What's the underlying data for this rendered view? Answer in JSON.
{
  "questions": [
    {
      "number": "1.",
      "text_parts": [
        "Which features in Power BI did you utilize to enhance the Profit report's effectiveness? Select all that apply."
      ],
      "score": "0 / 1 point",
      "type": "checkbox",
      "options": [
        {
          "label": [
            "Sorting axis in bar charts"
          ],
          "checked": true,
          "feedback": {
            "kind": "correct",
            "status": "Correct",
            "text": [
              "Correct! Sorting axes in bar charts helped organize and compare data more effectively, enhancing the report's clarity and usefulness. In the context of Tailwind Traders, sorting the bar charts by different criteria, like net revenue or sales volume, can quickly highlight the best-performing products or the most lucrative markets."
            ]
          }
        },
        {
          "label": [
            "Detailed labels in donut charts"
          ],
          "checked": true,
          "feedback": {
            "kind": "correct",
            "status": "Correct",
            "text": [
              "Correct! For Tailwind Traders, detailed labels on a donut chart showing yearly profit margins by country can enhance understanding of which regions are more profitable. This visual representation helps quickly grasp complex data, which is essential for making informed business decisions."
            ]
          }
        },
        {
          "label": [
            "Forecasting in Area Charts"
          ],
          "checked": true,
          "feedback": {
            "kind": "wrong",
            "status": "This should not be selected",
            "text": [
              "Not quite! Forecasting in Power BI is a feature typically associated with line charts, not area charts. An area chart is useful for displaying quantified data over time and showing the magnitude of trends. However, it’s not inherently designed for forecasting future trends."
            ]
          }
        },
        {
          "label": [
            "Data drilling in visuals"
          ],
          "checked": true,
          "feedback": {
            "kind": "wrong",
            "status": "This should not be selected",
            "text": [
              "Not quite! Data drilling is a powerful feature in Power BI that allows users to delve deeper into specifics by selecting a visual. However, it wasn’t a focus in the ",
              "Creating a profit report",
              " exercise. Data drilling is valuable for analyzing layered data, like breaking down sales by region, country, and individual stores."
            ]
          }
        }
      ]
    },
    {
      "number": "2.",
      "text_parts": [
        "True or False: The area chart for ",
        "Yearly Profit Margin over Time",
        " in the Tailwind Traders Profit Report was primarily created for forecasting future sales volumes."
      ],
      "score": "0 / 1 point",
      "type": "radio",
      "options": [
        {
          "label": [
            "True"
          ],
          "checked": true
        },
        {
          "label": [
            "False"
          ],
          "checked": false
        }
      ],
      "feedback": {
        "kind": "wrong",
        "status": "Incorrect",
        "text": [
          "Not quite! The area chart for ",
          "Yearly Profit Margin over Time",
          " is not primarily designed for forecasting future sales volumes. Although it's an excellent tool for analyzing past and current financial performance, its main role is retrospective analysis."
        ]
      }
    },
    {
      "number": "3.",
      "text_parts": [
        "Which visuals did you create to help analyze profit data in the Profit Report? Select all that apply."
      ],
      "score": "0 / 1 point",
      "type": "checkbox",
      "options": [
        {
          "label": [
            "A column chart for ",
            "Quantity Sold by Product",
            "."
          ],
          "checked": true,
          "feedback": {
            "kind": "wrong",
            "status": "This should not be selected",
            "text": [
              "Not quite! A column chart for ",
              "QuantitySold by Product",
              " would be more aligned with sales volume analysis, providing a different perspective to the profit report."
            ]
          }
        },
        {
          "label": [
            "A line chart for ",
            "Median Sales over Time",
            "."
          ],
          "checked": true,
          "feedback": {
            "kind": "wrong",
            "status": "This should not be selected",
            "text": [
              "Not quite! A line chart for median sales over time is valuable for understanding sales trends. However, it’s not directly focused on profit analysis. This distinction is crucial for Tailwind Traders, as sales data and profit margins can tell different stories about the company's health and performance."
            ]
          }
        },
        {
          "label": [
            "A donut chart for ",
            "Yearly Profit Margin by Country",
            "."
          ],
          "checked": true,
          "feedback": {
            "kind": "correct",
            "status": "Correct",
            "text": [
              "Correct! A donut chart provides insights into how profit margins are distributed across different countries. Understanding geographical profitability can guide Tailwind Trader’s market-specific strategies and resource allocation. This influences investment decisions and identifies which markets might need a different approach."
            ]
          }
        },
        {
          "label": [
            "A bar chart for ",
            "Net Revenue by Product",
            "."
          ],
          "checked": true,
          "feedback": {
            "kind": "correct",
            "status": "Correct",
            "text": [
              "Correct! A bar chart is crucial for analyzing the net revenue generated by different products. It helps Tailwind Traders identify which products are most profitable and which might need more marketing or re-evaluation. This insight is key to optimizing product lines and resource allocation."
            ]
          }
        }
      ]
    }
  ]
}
=======
What is expected: Copy out every line of the data above, exactly as given.

Completed exercise:
What's the underlying data for this rendered view? Answer in JSON.
{
  "questions": [
    {
      "number": "1.",
      "text_parts": [
        "Which features in Power BI did you utilize to enhance the Profit report's effectiveness? Select all that apply."
      ],
      "score": "0 / 1 point",
      "type": "checkbox",
      "options": [
        {
          "label": [
            "Sorting axis in bar charts"
          ],
          "checked": true,
          "feedback": {
            "kind": "correct",
            "status": "Correct",
            "text": [
              "Correct! Sorting axes in bar charts helped organize and compare data more effectively, enhancing the report's clarity and usefulness. In the context of Tailwind Traders, sorting the bar charts by different criteria, like net revenue or sales volume, can quickly highlight the best-performing products or the most lucrative markets."
            ]
          }
        },
        {
          "label": [
            "Detailed labels in donut charts"
          ],
          "checked": true,
          "feedback": {
            "kind": "correct",
            "status": "Correct",
            "text": [
              "Correct! For Tailwind Traders, detailed labels on a donut chart showing yearly profit margins by country can enhance understanding of which regions are more profitable. This visual representation helps quickly grasp complex data, which is essential for making informed business decisions."
            ]
          }
        },
        {
          "label": [
            "Forecasting in Area Charts"
          ],
          "checked": true,
          "feedback": {
            "kind": "wrong",
            "status": "This should not be selected",
            "text": [
              "Not quite! Forecasting in Power BI is a feature typically associated with line charts, not area charts. An area chart is useful for displaying quantified data over time and showing the magnitude of trends. However, it’s not inherently designed for forecasting future trends."
            ]
          }
        },
        {
          "label": [
            "Data drilling in visuals"
          ],
          "checked": true,
          "feedback": {
            "kind": "wrong",
            "status": "This should not be selected",
            "text": [
              "Not quite! Data drilling is a powerful feature in Power BI that allows users to delve deeper into specifics by selecting a visual. However, it wasn’t a focus in the ",
              "Creating a profit report",
              " exercise. Data drilling is valuable for analyzing layered data, like breaking down sales by region, country, and individual stores."
            ]
          }
        }
      ]
    },
    {
      "number": "2.",
      "text_parts": [
        "True or False: The area chart for ",
        "Yearly Profit Margin over Time",
        " in the Tailwind Traders Profit Report was primarily created for forecasting future sales volumes."
      ],
      "score": "0 / 1 point",
      "type": "radio",
      "options": [
        {
          "label": [
            "True"
          ],
          "checked": true
        },
        {
          "label": [
            "False"
          ],
          "checked": false
        }
      ],
      "feedback": {
        "kind": "wrong",
        "status": "Incorrect",
        "text": [
          "Not quite! The area chart for ",
          "Yearly Profit Margin over Time",
          " is not primarily designed for forecasting future sales volumes. Although it's an excellent tool for analyzing past and current financial performance, its main role is retrospective analysis."
        ]
      }
    },
    {
      "number": "3.",
      "text_parts": [
        "Which visuals did you create to help analyze profit data in the Profit Report? Select all that apply."
      ],
      "score": "0 / 1 point",
      "type": "checkbox",
      "options": [
        {
          "label": [
            "A column chart for ",
            "Quantity Sold by Product",
            "."
          ],
          "checked": true,
          "feedback": {
            "kind": "wrong",
            "status": "This should not be selected",
            "text": [
              "Not quite! A column chart for ",
              "QuantitySold by Product",
              " would be more aligned with sales volume analysis, providing a different perspective to the profit report."
            ]
          }
        },
        {
          "label": [
            "A line chart for ",
            "Median Sales over Time",
            "."
          ],
          "checked": true,
          "feedback": {
            "kind": "wrong",
            "status": "This should not be selected",
            "text": [
              "Not quite! A line chart for median sales over time is valuable for understanding sales trends. However, it’s not directly focused on profit analysis. This distinction is crucial for Tailwind Traders, as sales data and profit margins can tell different stories about the company's health and performance."
            ]
          }
        },
        {
          "label": [
            "A donut chart for ",
            "Yearly Profit Margin by Country",
            "."
          ],
          "checked": true,
          "feedback": {
            "kind": "correct",
            "status": "Correct",
            "text": [
              "Correct! A donut chart provides insights into how profit margins are distributed across different countries. Understanding geographical profitability can guide Tailwind Trader’s market-specific strategies and resource allocation. This influences investment decisions and identifies which markets might need a different approach."
            ]
          }
        },
        {
          "label": [
            "A bar chart for ",
            "Net Revenue by Product",
            "."
          ],
          "checked": true,
          "feedback": {
            "kind": "correct",
            "status": "Correct",
            "text": [
              "Correct! A bar chart is crucial for analyzing the net revenue generated by different products. It helps Tailwind Traders identify which products are most profitable and which might need more marketing or re-evaluation. This insight is key to optimizing product lines and resource allocation."
            ]
          }
        }
      ]
    }
  ]
}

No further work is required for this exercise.